-- Information supplied start --
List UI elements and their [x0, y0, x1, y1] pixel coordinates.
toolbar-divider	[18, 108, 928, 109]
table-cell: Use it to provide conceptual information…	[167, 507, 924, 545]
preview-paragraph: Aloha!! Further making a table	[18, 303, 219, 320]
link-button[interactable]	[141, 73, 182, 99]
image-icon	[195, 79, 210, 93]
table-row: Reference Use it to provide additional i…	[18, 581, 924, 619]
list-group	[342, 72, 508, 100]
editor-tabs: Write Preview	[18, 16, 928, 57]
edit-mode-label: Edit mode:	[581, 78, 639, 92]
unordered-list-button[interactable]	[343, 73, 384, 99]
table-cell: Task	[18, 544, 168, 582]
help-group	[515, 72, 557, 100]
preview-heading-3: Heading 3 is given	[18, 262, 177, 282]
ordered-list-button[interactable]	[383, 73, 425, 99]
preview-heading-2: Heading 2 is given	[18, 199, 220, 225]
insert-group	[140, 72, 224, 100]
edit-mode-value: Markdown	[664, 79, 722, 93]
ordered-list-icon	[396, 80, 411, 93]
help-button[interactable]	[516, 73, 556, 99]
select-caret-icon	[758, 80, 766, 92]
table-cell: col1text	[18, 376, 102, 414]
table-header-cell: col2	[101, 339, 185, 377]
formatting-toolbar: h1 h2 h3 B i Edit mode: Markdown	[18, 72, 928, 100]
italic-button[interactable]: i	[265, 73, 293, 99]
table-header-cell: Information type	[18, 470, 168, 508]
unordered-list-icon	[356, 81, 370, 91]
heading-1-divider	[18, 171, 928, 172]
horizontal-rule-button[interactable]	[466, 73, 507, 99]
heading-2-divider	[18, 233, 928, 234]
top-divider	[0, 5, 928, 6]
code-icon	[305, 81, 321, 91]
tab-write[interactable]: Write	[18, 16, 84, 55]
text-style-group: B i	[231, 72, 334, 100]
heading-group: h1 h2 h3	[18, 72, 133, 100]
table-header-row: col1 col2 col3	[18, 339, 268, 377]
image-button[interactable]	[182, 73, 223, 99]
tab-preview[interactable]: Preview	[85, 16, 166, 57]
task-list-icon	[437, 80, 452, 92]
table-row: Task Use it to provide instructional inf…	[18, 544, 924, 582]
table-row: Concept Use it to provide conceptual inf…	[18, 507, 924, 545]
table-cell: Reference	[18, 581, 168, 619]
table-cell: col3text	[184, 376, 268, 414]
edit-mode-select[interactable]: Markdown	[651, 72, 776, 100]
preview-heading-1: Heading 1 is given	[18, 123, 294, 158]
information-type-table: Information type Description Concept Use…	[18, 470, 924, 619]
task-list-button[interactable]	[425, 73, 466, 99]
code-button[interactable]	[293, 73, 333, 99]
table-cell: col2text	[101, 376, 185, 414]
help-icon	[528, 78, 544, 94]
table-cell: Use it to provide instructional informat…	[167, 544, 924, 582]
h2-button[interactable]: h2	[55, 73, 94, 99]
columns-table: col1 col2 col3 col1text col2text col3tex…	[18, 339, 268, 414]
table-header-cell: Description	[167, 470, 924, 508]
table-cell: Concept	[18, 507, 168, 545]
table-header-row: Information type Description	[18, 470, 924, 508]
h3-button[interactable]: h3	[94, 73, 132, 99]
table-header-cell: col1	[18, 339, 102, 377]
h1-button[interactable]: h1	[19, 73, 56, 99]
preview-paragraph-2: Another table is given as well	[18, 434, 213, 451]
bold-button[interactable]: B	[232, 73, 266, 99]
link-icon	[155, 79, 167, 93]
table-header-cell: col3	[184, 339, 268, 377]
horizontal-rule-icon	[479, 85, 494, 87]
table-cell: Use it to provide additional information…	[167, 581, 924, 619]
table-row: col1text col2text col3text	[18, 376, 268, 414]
-- Information supplied end --
- [Your task] Please rewrite the rows above with every "table-cell" changed to "grid-cell" and everything else left the same.

- [Answer to this task]
List UI elements and their [x0, y0, x1, y1] pixel coordinates.
toolbar-divider	[18, 108, 928, 109]
grid-cell: Use it to provide conceptual information…	[167, 507, 924, 545]
preview-paragraph: Aloha!! Further making a table	[18, 303, 219, 320]
link-button[interactable]	[141, 73, 182, 99]
image-icon	[195, 79, 210, 93]
table-row: Reference Use it to provide additional i…	[18, 581, 924, 619]
list-group	[342, 72, 508, 100]
editor-tabs: Write Preview	[18, 16, 928, 57]
edit-mode-label: Edit mode:	[581, 78, 639, 92]
unordered-list-button[interactable]	[343, 73, 384, 99]
grid-cell: Task	[18, 544, 168, 582]
help-group	[515, 72, 557, 100]
preview-heading-3: Heading 3 is given	[18, 262, 177, 282]
ordered-list-button[interactable]	[383, 73, 425, 99]
preview-heading-2: Heading 2 is given	[18, 199, 220, 225]
insert-group	[140, 72, 224, 100]
edit-mode-value: Markdown	[664, 79, 722, 93]
ordered-list-icon	[396, 80, 411, 93]
help-button[interactable]	[516, 73, 556, 99]
select-caret-icon	[758, 80, 766, 92]
grid-cell: col1text	[18, 376, 102, 414]
table-header-cell: col2	[101, 339, 185, 377]
formatting-toolbar: h1 h2 h3 B i Edit mode: Markdown	[18, 72, 928, 100]
italic-button[interactable]: i	[265, 73, 293, 99]
table-header-cell: Information type	[18, 470, 168, 508]
unordered-list-icon	[356, 81, 370, 91]
heading-1-divider	[18, 171, 928, 172]
horizontal-rule-button[interactable]	[466, 73, 507, 99]
heading-2-divider	[18, 233, 928, 234]
top-divider	[0, 5, 928, 6]
code-icon	[305, 81, 321, 91]
tab-write[interactable]: Write	[18, 16, 84, 55]
text-style-group: B i	[231, 72, 334, 100]
heading-group: h1 h2 h3	[18, 72, 133, 100]
table-header-row: col1 col2 col3	[18, 339, 268, 377]
image-button[interactable]	[182, 73, 223, 99]
tab-preview[interactable]: Preview	[85, 16, 166, 57]
task-list-icon	[437, 80, 452, 92]
table-row: Task Use it to provide instructional inf…	[18, 544, 924, 582]
table-row: Concept Use it to provide conceptual inf…	[18, 507, 924, 545]
grid-cell: Reference	[18, 581, 168, 619]
grid-cell: col3text	[184, 376, 268, 414]
edit-mode-select[interactable]: Markdown	[651, 72, 776, 100]
preview-heading-1: Heading 1 is given	[18, 123, 294, 158]
information-type-table: Information type Description Concept Use…	[18, 470, 924, 619]
task-list-button[interactable]	[425, 73, 466, 99]
code-button[interactable]	[293, 73, 333, 99]
grid-cell: col2text	[101, 376, 185, 414]
help-icon	[528, 78, 544, 94]
grid-cell: Use it to provide instructional informat…	[167, 544, 924, 582]
h2-button[interactable]: h2	[55, 73, 94, 99]
columns-table: col1 col2 col3 col1text col2text col3tex…	[18, 339, 268, 414]
table-header-cell: Description	[167, 470, 924, 508]
grid-cell: Concept	[18, 507, 168, 545]
table-header-row: Information type Description	[18, 470, 924, 508]
h3-button[interactable]: h3	[94, 73, 132, 99]
table-header-cell: col1	[18, 339, 102, 377]
h1-button[interactable]: h1	[19, 73, 56, 99]
preview-paragraph-2: Another table is given as well	[18, 434, 213, 451]
bold-button[interactable]: B	[232, 73, 266, 99]
link-icon	[155, 79, 167, 93]
table-header-cell: col3	[184, 339, 268, 377]
horizontal-rule-icon	[479, 85, 494, 87]
grid-cell: Use it to provide additional information…	[167, 581, 924, 619]
table-row: col1text col2text col3text	[18, 376, 268, 414]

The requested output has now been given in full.